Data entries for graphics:

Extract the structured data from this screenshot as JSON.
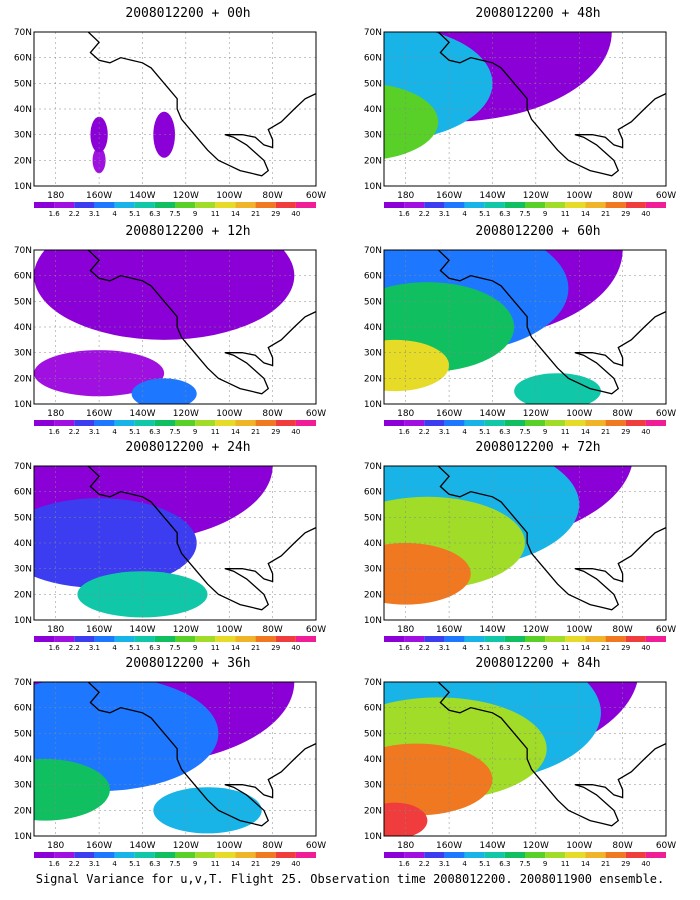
{
  "panels": [
    {
      "title": "2008012200 + 00h"
    },
    {
      "title": "2008012200 + 48h"
    },
    {
      "title": "2008012200 + 12h"
    },
    {
      "title": "2008012200 + 60h"
    },
    {
      "title": "2008012200 + 24h"
    },
    {
      "title": "2008012200 + 72h"
    },
    {
      "title": "2008012200 + 36h"
    },
    {
      "title": "2008012200 + 84h"
    }
  ],
  "map_axes": {
    "lon_labels": [
      "180",
      "160W",
      "140W",
      "120W",
      "100W",
      "80W",
      "60W"
    ],
    "lat_labels": [
      "10N",
      "20N",
      "30N",
      "40N",
      "50N",
      "60N",
      "70N"
    ]
  },
  "colorbar": {
    "labels": [
      "1.6",
      "2.2",
      "3.1",
      "4",
      "5.1",
      "6.3",
      "7.5",
      "9",
      "11",
      "14",
      "21",
      "29",
      "40"
    ],
    "colors": [
      "#8a00d6",
      "#a010e0",
      "#3c3cf0",
      "#1e78ff",
      "#18b4e8",
      "#10c8a8",
      "#10c060",
      "#58d028",
      "#a0dc28",
      "#e6dc28",
      "#f0b428",
      "#f07820",
      "#f03c3c",
      "#f01e96"
    ]
  },
  "caption": "Signal Variance for u,v,T. Flight 25. Observation time 2008012200. 2008011900 ensemble."
}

Stated task: Retype every entry verbatim and exclude the pictures from the copy.

Task response:
Extract the structured data from this screenshot as JSON.
{
  "panels": [
    {
      "title": "2008012200 + 00h"
    },
    {
      "title": "2008012200 + 48h"
    },
    {
      "title": "2008012200 + 12h"
    },
    {
      "title": "2008012200 + 60h"
    },
    {
      "title": "2008012200 + 24h"
    },
    {
      "title": "2008012200 + 72h"
    },
    {
      "title": "2008012200 + 36h"
    },
    {
      "title": "2008012200 + 84h"
    }
  ],
  "map_axes": {
    "lon_labels": [
      "180",
      "160W",
      "140W",
      "120W",
      "100W",
      "80W",
      "60W"
    ],
    "lat_labels": [
      "10N",
      "20N",
      "30N",
      "40N",
      "50N",
      "60N",
      "70N"
    ]
  },
  "colorbar": {
    "labels": [
      "1.6",
      "2.2",
      "3.1",
      "4",
      "5.1",
      "6.3",
      "7.5",
      "9",
      "11",
      "14",
      "21",
      "29",
      "40"
    ],
    "colors": [
      "#8a00d6",
      "#a010e0",
      "#3c3cf0",
      "#1e78ff",
      "#18b4e8",
      "#10c8a8",
      "#10c060",
      "#58d028",
      "#a0dc28",
      "#e6dc28",
      "#f0b428",
      "#f07820",
      "#f03c3c",
      "#f01e96"
    ]
  },
  "caption": "Signal Variance for u,v,T. Flight 25. Observation time 2008012200. 2008011900 ensemble."
}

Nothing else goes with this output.